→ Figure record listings
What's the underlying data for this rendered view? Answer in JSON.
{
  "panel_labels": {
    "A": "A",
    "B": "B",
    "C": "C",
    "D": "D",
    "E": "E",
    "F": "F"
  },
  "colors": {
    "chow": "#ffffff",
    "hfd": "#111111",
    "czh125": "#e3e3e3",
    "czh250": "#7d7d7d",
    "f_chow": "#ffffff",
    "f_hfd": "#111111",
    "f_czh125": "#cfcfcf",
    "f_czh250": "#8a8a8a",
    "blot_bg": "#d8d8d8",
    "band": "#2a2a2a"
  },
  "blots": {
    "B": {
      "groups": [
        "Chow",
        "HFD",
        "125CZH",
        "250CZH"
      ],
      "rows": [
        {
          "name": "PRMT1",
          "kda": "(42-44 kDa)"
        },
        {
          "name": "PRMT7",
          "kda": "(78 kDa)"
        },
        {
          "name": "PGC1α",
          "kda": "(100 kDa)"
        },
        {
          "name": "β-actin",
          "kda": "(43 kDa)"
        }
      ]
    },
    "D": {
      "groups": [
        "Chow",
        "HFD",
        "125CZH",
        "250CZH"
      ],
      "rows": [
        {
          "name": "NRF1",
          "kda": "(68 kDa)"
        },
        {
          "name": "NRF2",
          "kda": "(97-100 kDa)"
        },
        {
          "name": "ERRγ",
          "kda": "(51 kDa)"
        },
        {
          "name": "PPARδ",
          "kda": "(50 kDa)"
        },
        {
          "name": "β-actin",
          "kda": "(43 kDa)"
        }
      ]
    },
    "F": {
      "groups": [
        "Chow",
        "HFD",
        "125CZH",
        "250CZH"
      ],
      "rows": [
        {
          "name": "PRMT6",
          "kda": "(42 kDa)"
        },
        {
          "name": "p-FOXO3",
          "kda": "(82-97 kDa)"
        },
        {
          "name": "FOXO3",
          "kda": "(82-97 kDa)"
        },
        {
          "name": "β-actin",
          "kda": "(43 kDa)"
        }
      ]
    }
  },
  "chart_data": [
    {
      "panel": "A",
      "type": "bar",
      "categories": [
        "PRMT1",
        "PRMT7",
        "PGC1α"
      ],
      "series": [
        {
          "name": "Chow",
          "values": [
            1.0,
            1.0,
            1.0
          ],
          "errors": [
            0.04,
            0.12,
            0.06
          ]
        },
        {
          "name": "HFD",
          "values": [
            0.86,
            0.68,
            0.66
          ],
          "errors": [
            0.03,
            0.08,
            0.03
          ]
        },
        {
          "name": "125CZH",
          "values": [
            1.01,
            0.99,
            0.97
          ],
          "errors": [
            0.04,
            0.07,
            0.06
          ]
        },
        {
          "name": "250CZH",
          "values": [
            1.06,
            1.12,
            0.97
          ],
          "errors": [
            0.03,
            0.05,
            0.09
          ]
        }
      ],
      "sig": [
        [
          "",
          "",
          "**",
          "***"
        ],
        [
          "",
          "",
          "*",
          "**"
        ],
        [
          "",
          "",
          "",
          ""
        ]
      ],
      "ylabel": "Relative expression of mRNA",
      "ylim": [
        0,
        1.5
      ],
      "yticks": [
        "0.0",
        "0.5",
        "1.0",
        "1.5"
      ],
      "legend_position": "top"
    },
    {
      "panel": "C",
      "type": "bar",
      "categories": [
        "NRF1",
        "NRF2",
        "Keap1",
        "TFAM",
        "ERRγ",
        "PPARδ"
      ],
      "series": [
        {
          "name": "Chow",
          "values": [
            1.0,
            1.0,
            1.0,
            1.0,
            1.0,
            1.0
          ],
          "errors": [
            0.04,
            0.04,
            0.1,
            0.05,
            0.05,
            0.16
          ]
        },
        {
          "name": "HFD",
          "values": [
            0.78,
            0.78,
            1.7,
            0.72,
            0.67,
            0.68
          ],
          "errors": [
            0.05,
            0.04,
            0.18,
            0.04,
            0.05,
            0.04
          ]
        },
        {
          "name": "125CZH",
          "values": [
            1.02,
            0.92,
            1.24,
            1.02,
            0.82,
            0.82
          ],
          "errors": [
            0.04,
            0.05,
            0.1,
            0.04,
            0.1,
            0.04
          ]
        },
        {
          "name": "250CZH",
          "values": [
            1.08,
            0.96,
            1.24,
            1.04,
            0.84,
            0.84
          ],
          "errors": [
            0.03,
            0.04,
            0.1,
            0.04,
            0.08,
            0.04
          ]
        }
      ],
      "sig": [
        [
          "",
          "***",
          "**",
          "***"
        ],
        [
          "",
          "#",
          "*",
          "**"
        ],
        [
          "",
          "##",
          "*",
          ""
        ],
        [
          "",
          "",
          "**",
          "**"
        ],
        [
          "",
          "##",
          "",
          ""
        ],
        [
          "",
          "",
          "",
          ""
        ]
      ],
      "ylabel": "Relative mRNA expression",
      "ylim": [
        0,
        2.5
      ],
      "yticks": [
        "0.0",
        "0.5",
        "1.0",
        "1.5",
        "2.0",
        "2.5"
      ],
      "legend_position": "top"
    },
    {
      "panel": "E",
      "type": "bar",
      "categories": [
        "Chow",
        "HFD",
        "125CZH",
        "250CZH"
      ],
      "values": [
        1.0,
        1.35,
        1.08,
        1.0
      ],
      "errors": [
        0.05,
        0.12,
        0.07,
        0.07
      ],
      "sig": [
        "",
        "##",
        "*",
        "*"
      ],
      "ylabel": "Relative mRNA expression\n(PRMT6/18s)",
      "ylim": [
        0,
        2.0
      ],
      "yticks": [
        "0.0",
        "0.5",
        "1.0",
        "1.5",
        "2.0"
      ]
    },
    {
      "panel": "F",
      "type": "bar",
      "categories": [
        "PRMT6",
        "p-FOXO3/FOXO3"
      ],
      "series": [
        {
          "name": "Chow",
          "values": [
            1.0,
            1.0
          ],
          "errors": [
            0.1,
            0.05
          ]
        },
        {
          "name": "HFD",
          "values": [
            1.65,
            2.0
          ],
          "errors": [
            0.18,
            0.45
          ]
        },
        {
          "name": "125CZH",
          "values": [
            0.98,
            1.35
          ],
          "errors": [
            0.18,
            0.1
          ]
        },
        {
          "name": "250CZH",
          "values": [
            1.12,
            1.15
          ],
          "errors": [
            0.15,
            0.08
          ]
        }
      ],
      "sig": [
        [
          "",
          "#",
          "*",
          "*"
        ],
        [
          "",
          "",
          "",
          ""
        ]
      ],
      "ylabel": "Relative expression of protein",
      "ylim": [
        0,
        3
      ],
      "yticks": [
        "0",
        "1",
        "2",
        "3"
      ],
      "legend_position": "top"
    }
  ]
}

→ Task instructions
Exactly as they appear above, write out all of the lines.

→ Problem solution
What's the underlying data for this rendered view? Answer in JSON.
{
  "panel_labels": {
    "A": "A",
    "B": "B",
    "C": "C",
    "D": "D",
    "E": "E",
    "F": "F"
  },
  "colors": {
    "chow": "#ffffff",
    "hfd": "#111111",
    "czh125": "#e3e3e3",
    "czh250": "#7d7d7d",
    "f_chow": "#ffffff",
    "f_hfd": "#111111",
    "f_czh125": "#cfcfcf",
    "f_czh250": "#8a8a8a",
    "blot_bg": "#d8d8d8",
    "band": "#2a2a2a"
  },
  "blots": {
    "B": {
      "groups": [
        "Chow",
        "HFD",
        "125CZH",
        "250CZH"
      ],
      "rows": [
        {
          "name": "PRMT1",
          "kda": "(42-44 kDa)"
        },
        {
          "name": "PRMT7",
          "kda": "(78 kDa)"
        },
        {
          "name": "PGC1α",
          "kda": "(100 kDa)"
        },
        {
          "name": "β-actin",
          "kda": "(43 kDa)"
        }
      ]
    },
    "D": {
      "groups": [
        "Chow",
        "HFD",
        "125CZH",
        "250CZH"
      ],
      "rows": [
        {
          "name": "NRF1",
          "kda": "(68 kDa)"
        },
        {
          "name": "NRF2",
          "kda": "(97-100 kDa)"
        },
        {
          "name": "ERRγ",
          "kda": "(51 kDa)"
        },
        {
          "name": "PPARδ",
          "kda": "(50 kDa)"
        },
        {
          "name": "β-actin",
          "kda": "(43 kDa)"
        }
      ]
    },
    "F": {
      "groups": [
        "Chow",
        "HFD",
        "125CZH",
        "250CZH"
      ],
      "rows": [
        {
          "name": "PRMT6",
          "kda": "(42 kDa)"
        },
        {
          "name": "p-FOXO3",
          "kda": "(82-97 kDa)"
        },
        {
          "name": "FOXO3",
          "kda": "(82-97 kDa)"
        },
        {
          "name": "β-actin",
          "kda": "(43 kDa)"
        }
      ]
    }
  },
  "chart_data": [
    {
      "panel": "A",
      "type": "bar",
      "categories": [
        "PRMT1",
        "PRMT7",
        "PGC1α"
      ],
      "series": [
        {
          "name": "Chow",
          "values": [
            1.0,
            1.0,
            1.0
          ],
          "errors": [
            0.04,
            0.12,
            0.06
          ]
        },
        {
          "name": "HFD",
          "values": [
            0.86,
            0.68,
            0.66
          ],
          "errors": [
            0.03,
            0.08,
            0.03
          ]
        },
        {
          "name": "125CZH",
          "values": [
            1.01,
            0.99,
            0.97
          ],
          "errors": [
            0.04,
            0.07,
            0.06
          ]
        },
        {
          "name": "250CZH",
          "values": [
            1.06,
            1.12,
            0.97
          ],
          "errors": [
            0.03,
            0.05,
            0.09
          ]
        }
      ],
      "sig": [
        [
          "",
          "",
          "**",
          "***"
        ],
        [
          "",
          "",
          "*",
          "**"
        ],
        [
          "",
          "",
          "",
          ""
        ]
      ],
      "ylabel": "Relative expression of mRNA",
      "ylim": [
        0,
        1.5
      ],
      "yticks": [
        "0.0",
        "0.5",
        "1.0",
        "1.5"
      ],
      "legend_position": "top"
    },
    {
      "panel": "C",
      "type": "bar",
      "categories": [
        "NRF1",
        "NRF2",
        "Keap1",
        "TFAM",
        "ERRγ",
        "PPARδ"
      ],
      "series": [
        {
          "name": "Chow",
          "values": [
            1.0,
            1.0,
            1.0,
            1.0,
            1.0,
            1.0
          ],
          "errors": [
            0.04,
            0.04,
            0.1,
            0.05,
            0.05,
            0.16
          ]
        },
        {
          "name": "HFD",
          "values": [
            0.78,
            0.78,
            1.7,
            0.72,
            0.67,
            0.68
          ],
          "errors": [
            0.05,
            0.04,
            0.18,
            0.04,
            0.05,
            0.04
          ]
        },
        {
          "name": "125CZH",
          "values": [
            1.02,
            0.92,
            1.24,
            1.02,
            0.82,
            0.82
          ],
          "errors": [
            0.04,
            0.05,
            0.1,
            0.04,
            0.1,
            0.04
          ]
        },
        {
          "name": "250CZH",
          "values": [
            1.08,
            0.96,
            1.24,
            1.04,
            0.84,
            0.84
          ],
          "errors": [
            0.03,
            0.04,
            0.1,
            0.04,
            0.08,
            0.04
          ]
        }
      ],
      "sig": [
        [
          "",
          "***",
          "**",
          "***"
        ],
        [
          "",
          "#",
          "*",
          "**"
        ],
        [
          "",
          "##",
          "*",
          ""
        ],
        [
          "",
          "",
          "**",
          "**"
        ],
        [
          "",
          "##",
          "",
          ""
        ],
        [
          "",
          "",
          "",
          ""
        ]
      ],
      "ylabel": "Relative mRNA expression",
      "ylim": [
        0,
        2.5
      ],
      "yticks": [
        "0.0",
        "0.5",
        "1.0",
        "1.5",
        "2.0",
        "2.5"
      ],
      "legend_position": "top"
    },
    {
      "panel": "E",
      "type": "bar",
      "categories": [
        "Chow",
        "HFD",
        "125CZH",
        "250CZH"
      ],
      "values": [
        1.0,
        1.35,
        1.08,
        1.0
      ],
      "errors": [
        0.05,
        0.12,
        0.07,
        0.07
      ],
      "sig": [
        "",
        "##",
        "*",
        "*"
      ],
      "ylabel": "Relative mRNA expression\n(PRMT6/18s)",
      "ylim": [
        0,
        2.0
      ],
      "yticks": [
        "0.0",
        "0.5",
        "1.0",
        "1.5",
        "2.0"
      ]
    },
    {
      "panel": "F",
      "type": "bar",
      "categories": [
        "PRMT6",
        "p-FOXO3/FOXO3"
      ],
      "series": [
        {
          "name": "Chow",
          "values": [
            1.0,
            1.0
          ],
          "errors": [
            0.1,
            0.05
          ]
        },
        {
          "name": "HFD",
          "values": [
            1.65,
            2.0
          ],
          "errors": [
            0.18,
            0.45
          ]
        },
        {
          "name": "125CZH",
          "values": [
            0.98,
            1.35
          ],
          "errors": [
            0.18,
            0.1
          ]
        },
        {
          "name": "250CZH",
          "values": [
            1.12,
            1.15
          ],
          "errors": [
            0.15,
            0.08
          ]
        }
      ],
      "sig": [
        [
          "",
          "#",
          "*",
          "*"
        ],
        [
          "",
          "",
          "",
          ""
        ]
      ],
      "ylabel": "Relative expression of protein",
      "ylim": [
        0,
        3
      ],
      "yticks": [
        "0",
        "1",
        "2",
        "3"
      ],
      "legend_position": "top"
    }
  ]
}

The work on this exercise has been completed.